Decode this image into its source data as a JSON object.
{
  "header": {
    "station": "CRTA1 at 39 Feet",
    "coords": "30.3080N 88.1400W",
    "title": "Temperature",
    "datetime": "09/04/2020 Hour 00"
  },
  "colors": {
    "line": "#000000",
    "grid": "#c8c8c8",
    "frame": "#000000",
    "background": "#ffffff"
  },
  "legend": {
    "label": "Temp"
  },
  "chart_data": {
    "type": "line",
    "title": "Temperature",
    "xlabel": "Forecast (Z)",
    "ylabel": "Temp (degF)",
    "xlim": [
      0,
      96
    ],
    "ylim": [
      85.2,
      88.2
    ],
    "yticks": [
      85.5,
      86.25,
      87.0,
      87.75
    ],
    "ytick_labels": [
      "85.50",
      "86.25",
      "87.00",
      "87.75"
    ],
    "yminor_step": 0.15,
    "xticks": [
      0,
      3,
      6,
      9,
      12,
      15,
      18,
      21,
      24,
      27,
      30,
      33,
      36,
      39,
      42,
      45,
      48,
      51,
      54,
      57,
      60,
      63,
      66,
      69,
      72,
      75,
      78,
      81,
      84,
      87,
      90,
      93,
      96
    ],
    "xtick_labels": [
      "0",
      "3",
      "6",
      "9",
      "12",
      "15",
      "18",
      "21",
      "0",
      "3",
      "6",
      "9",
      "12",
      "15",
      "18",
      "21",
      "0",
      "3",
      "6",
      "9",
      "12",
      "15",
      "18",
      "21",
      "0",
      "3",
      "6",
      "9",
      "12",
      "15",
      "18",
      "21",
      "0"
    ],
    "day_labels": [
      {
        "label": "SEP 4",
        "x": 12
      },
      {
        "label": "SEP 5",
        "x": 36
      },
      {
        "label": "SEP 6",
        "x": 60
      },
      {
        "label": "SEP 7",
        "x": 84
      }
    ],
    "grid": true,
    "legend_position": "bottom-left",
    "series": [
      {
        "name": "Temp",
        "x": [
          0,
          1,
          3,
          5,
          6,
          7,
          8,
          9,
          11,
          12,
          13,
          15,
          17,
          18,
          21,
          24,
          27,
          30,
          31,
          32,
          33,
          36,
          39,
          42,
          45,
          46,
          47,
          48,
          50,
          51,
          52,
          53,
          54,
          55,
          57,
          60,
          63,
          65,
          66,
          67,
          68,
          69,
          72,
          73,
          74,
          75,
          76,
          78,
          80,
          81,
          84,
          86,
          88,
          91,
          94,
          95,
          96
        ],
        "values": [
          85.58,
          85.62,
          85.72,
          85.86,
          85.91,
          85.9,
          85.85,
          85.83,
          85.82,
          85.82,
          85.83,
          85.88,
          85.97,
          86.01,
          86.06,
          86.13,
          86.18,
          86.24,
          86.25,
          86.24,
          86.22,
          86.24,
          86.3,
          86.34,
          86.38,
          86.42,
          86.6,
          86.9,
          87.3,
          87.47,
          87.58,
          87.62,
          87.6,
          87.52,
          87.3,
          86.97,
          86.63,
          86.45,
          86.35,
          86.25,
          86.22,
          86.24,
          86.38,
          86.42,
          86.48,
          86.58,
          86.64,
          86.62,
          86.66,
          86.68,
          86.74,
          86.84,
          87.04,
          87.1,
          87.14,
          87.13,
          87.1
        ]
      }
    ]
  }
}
== == ==
Make a verbatim copy of every entry shown above.

Decode this image into its source data as a JSON object.
{
  "header": {
    "station": "CRTA1 at 39 Feet",
    "coords": "30.3080N 88.1400W",
    "title": "Temperature",
    "datetime": "09/04/2020 Hour 00"
  },
  "colors": {
    "line": "#000000",
    "grid": "#c8c8c8",
    "frame": "#000000",
    "background": "#ffffff"
  },
  "legend": {
    "label": "Temp"
  },
  "chart_data": {
    "type": "line",
    "title": "Temperature",
    "xlabel": "Forecast (Z)",
    "ylabel": "Temp (degF)",
    "xlim": [
      0,
      96
    ],
    "ylim": [
      85.2,
      88.2
    ],
    "yticks": [
      85.5,
      86.25,
      87.0,
      87.75
    ],
    "ytick_labels": [
      "85.50",
      "86.25",
      "87.00",
      "87.75"
    ],
    "yminor_step": 0.15,
    "xticks": [
      0,
      3,
      6,
      9,
      12,
      15,
      18,
      21,
      24,
      27,
      30,
      33,
      36,
      39,
      42,
      45,
      48,
      51,
      54,
      57,
      60,
      63,
      66,
      69,
      72,
      75,
      78,
      81,
      84,
      87,
      90,
      93,
      96
    ],
    "xtick_labels": [
      "0",
      "3",
      "6",
      "9",
      "12",
      "15",
      "18",
      "21",
      "0",
      "3",
      "6",
      "9",
      "12",
      "15",
      "18",
      "21",
      "0",
      "3",
      "6",
      "9",
      "12",
      "15",
      "18",
      "21",
      "0",
      "3",
      "6",
      "9",
      "12",
      "15",
      "18",
      "21",
      "0"
    ],
    "day_labels": [
      {
        "label": "SEP 4",
        "x": 12
      },
      {
        "label": "SEP 5",
        "x": 36
      },
      {
        "label": "SEP 6",
        "x": 60
      },
      {
        "label": "SEP 7",
        "x": 84
      }
    ],
    "grid": true,
    "legend_position": "bottom-left",
    "series": [
      {
        "name": "Temp",
        "x": [
          0,
          1,
          3,
          5,
          6,
          7,
          8,
          9,
          11,
          12,
          13,
          15,
          17,
          18,
          21,
          24,
          27,
          30,
          31,
          32,
          33,
          36,
          39,
          42,
          45,
          46,
          47,
          48,
          50,
          51,
          52,
          53,
          54,
          55,
          57,
          60,
          63,
          65,
          66,
          67,
          68,
          69,
          72,
          73,
          74,
          75,
          76,
          78,
          80,
          81,
          84,
          86,
          88,
          91,
          94,
          95,
          96
        ],
        "values": [
          85.58,
          85.62,
          85.72,
          85.86,
          85.91,
          85.9,
          85.85,
          85.83,
          85.82,
          85.82,
          85.83,
          85.88,
          85.97,
          86.01,
          86.06,
          86.13,
          86.18,
          86.24,
          86.25,
          86.24,
          86.22,
          86.24,
          86.3,
          86.34,
          86.38,
          86.42,
          86.6,
          86.9,
          87.3,
          87.47,
          87.58,
          87.62,
          87.6,
          87.52,
          87.3,
          86.97,
          86.63,
          86.45,
          86.35,
          86.25,
          86.22,
          86.24,
          86.38,
          86.42,
          86.48,
          86.58,
          86.64,
          86.62,
          86.66,
          86.68,
          86.74,
          86.84,
          87.04,
          87.1,
          87.14,
          87.13,
          87.1
        ]
      }
    ]
  }
}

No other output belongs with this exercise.